Copy each line below in which the string "JSON" occurs.
#### Exercise inputs
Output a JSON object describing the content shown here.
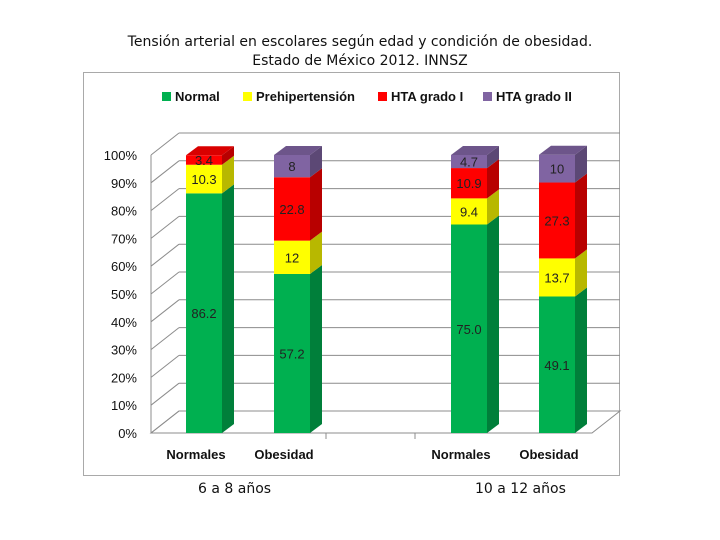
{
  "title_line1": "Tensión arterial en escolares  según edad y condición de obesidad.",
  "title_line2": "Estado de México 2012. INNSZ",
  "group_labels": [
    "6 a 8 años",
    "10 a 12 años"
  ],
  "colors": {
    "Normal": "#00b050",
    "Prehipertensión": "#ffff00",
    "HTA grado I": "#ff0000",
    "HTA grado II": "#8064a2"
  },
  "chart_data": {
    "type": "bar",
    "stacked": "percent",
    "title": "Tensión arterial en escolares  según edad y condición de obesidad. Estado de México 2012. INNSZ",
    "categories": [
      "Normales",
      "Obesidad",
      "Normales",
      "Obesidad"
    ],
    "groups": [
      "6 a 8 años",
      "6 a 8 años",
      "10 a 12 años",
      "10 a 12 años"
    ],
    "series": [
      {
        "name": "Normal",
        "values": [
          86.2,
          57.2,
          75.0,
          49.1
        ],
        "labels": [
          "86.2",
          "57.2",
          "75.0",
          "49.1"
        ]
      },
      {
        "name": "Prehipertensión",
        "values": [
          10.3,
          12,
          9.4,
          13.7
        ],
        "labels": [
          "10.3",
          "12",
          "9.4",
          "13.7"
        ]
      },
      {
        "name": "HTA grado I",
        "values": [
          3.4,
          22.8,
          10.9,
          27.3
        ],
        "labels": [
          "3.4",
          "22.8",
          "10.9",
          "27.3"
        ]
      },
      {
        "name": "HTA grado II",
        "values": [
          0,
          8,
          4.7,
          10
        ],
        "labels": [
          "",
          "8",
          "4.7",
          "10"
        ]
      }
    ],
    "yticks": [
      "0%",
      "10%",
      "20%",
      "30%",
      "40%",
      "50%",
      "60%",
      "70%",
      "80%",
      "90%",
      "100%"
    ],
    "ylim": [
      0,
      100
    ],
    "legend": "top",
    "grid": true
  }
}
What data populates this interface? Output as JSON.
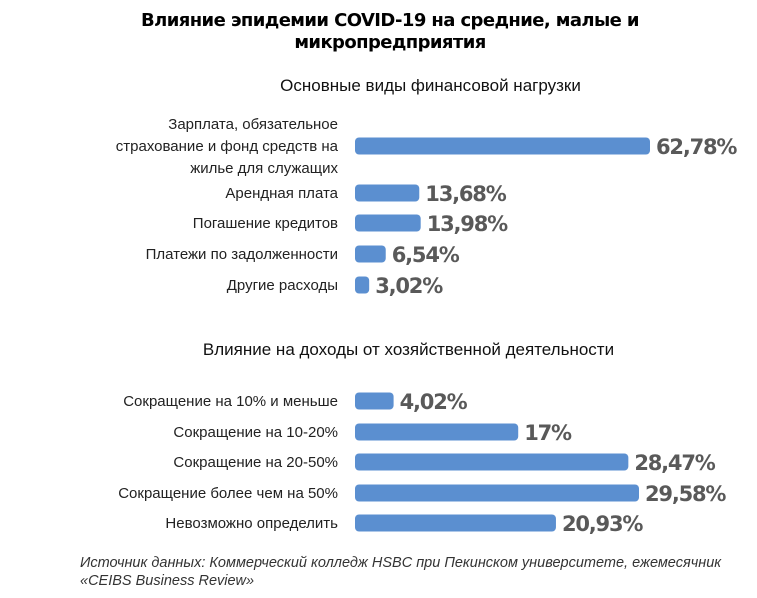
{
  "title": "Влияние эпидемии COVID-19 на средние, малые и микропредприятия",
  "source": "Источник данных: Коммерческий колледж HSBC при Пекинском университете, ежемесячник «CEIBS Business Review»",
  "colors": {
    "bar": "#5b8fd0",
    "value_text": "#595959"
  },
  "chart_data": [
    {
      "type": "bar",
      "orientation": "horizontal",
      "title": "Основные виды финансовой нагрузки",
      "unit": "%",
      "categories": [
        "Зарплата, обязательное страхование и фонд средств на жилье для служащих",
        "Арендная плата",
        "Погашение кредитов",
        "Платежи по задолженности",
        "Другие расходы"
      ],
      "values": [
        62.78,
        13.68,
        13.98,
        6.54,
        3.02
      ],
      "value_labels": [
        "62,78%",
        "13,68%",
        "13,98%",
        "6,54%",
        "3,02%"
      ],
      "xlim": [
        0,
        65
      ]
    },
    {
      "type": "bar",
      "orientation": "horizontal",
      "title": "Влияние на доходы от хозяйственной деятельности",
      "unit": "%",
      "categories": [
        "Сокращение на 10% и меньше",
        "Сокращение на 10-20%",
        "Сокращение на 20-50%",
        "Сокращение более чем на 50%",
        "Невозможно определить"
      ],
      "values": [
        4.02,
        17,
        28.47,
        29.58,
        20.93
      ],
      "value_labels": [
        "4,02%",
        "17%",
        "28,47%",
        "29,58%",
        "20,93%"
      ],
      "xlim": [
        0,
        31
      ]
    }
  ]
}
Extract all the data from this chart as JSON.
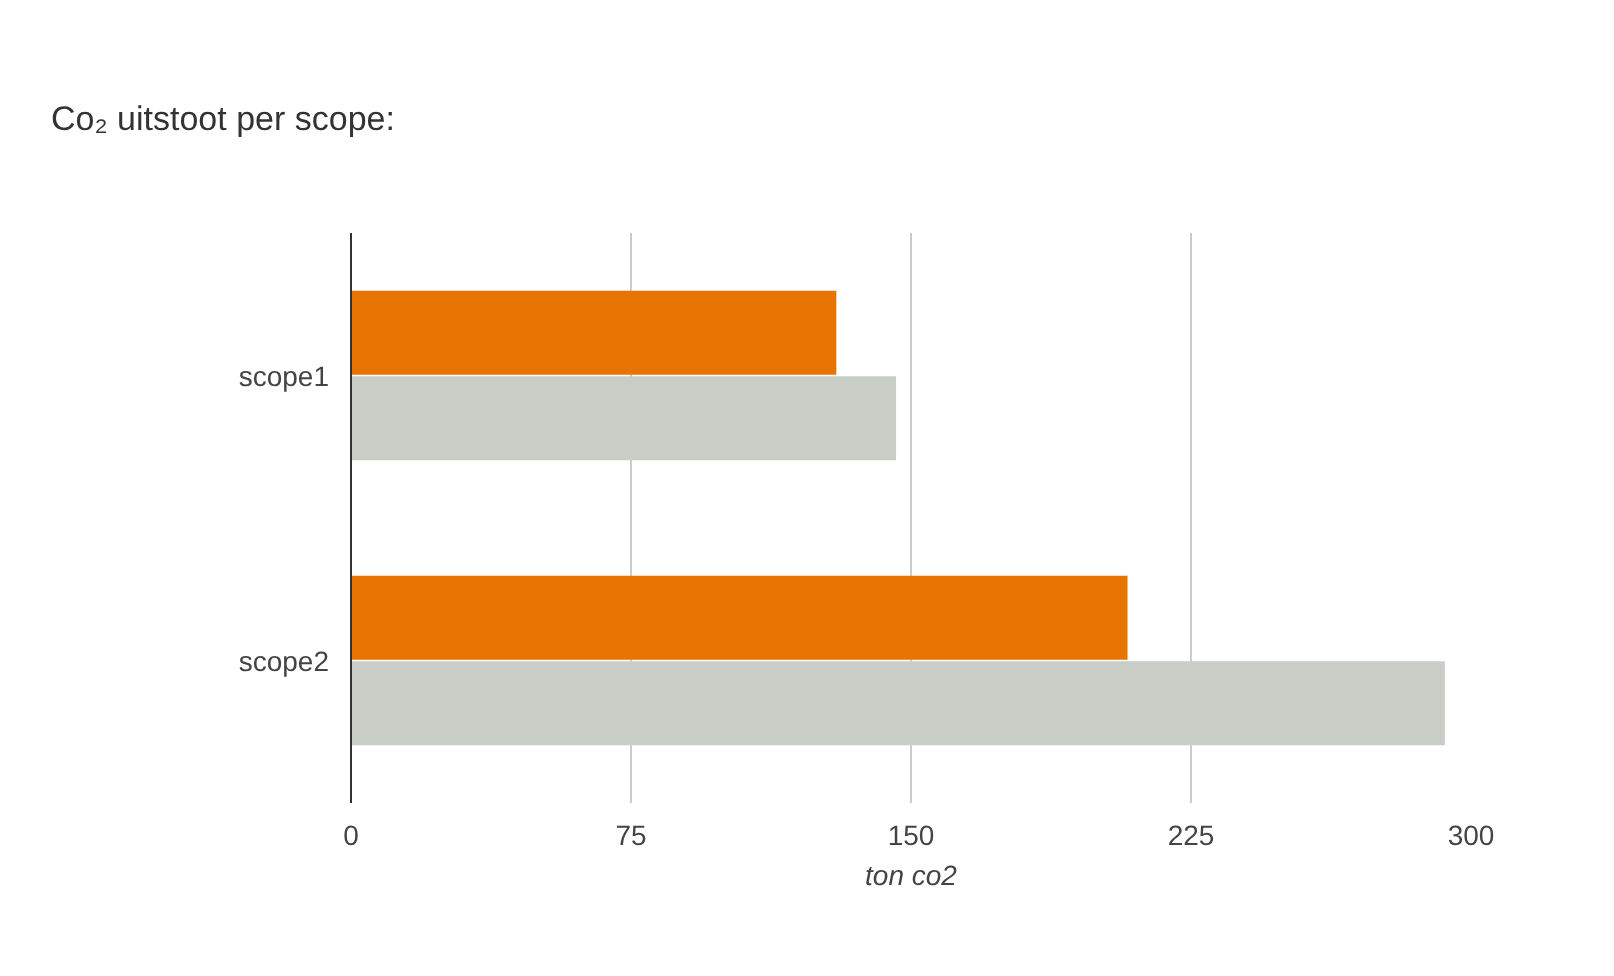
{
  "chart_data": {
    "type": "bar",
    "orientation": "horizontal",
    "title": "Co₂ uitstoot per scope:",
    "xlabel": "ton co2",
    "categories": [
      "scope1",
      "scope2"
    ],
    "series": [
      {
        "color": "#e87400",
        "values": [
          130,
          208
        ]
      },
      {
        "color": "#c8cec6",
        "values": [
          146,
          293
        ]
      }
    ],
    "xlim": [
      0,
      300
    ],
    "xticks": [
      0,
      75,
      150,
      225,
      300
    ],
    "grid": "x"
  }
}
########
- [Reply to the exercise]:
Output a JSON object describing the content shown here.
What data populates this interface? Output as JSON.
Extract all the data from this chart as JSON.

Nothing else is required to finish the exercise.